Well, looking at the two last line of the row source explain plan I spotted this
374473 TABLE ACCESS BY INDEX ROWID MH_SELM_LN (cr=44411987 pr=2204 pw=0 time=622519272 us cost=5 size=97 card=1) 269483276 INDEX RANGE SCAN MH_SELM_LN (cr=30389896 pr=2204 pw=0 time=562432822 us cost=4 size=0 card=1)(object id 773933)
What is this INDEX RANGE SCAN MH_SELM_LN feeding it parent operation TABLE ACCESS BY INDEX ROWID MH_SELM_LN with 269 millions of rowids which are almost totally discarded letting only 374,473 records to survive. That is 269,108,803 of rowids thrown away between the index and table access!!! This is an enormous waste of time and energy which, if avoided, will certainly make the query run faster.
How, if confronted to this situation, would you explain this enormous waste of time between the index range scan and its table access?
Would you have pointed out, as I did, the same flaw in this explain plan?
I will go for:
v$sql_monitor or plan_line_id column in ASH
Run this SQL for some time then cancel it and pull the information from v$sql_plan_statistics
Use os_explain script which Tanel Poder wrote for identifying in which exec plan line time is spent from OS side.
About pointing the flaw here, I will go for reading raw 10046 trace file to account total tim value for db file sequential read (This is just approximation).
Comment by Yasser — June 8, 2012 @ 12:51 pm |
Yasser,
That is an excellent suggestion.

[Stored dataset items]
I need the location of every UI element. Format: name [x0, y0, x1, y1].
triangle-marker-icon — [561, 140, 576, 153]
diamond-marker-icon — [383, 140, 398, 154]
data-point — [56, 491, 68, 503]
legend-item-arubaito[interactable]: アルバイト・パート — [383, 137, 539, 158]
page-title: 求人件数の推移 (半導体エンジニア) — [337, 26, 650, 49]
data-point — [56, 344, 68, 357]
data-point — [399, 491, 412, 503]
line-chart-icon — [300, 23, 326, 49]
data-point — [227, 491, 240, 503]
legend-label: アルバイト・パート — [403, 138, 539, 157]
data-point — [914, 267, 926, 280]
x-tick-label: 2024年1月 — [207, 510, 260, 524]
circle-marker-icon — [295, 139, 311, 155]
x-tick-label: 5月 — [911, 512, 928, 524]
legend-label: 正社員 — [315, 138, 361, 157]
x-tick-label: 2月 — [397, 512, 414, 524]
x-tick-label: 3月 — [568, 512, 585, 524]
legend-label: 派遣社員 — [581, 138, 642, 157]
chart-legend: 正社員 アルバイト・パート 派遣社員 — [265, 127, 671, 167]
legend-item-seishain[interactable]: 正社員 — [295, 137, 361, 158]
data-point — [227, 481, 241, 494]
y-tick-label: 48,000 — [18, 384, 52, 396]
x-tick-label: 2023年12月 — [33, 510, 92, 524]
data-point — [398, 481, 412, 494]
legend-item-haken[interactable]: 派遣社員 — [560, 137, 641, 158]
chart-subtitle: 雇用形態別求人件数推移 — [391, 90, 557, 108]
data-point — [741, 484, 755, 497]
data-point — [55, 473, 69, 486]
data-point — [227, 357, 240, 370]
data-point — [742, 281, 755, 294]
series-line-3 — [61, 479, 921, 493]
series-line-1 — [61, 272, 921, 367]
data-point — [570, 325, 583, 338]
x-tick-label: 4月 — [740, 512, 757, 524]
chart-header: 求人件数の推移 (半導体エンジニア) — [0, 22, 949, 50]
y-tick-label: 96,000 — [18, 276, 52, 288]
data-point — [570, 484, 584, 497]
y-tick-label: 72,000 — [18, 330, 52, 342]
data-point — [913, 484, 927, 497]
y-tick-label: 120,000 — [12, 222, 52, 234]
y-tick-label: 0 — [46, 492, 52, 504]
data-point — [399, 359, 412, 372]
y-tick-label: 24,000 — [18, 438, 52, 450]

## Required work
(a) According to the explain plan discussion, how many rowids were thrown away between the index and the table access?
(b) Pick up the explain plan discussion where it stops and continue it.

## Answers given
(a) 269,108,803 rowids.

(b)
As per regards to Tanel Poder script, I am very often using snapper tool. And using it in such condition (long runing query) will also be a good idea. Insn’t it?
Best Regards
Comment by Houri Mohamed — June 8, 2012 @ 12:59 pm |
Obviously Tanle Poder’s snapper script is awesome. But i was referring to os_explain script as it will be useful to find the time consuming exec plan line for this never ending sql.
Just curious…what was the final solution provided for this sql ?
-Yasser
Comment by Yasser — June 11, 2012 @ 5:29 pm |
Hi Yasser,
That was a remote question with the disadvantage of not having all stuff in my hand to follow the issue from start to end. Anyway, I suggested, given the information I have been sent, to hint the query so that a FULL TABLE SCAN is used instead of scanning a millions of index rowids.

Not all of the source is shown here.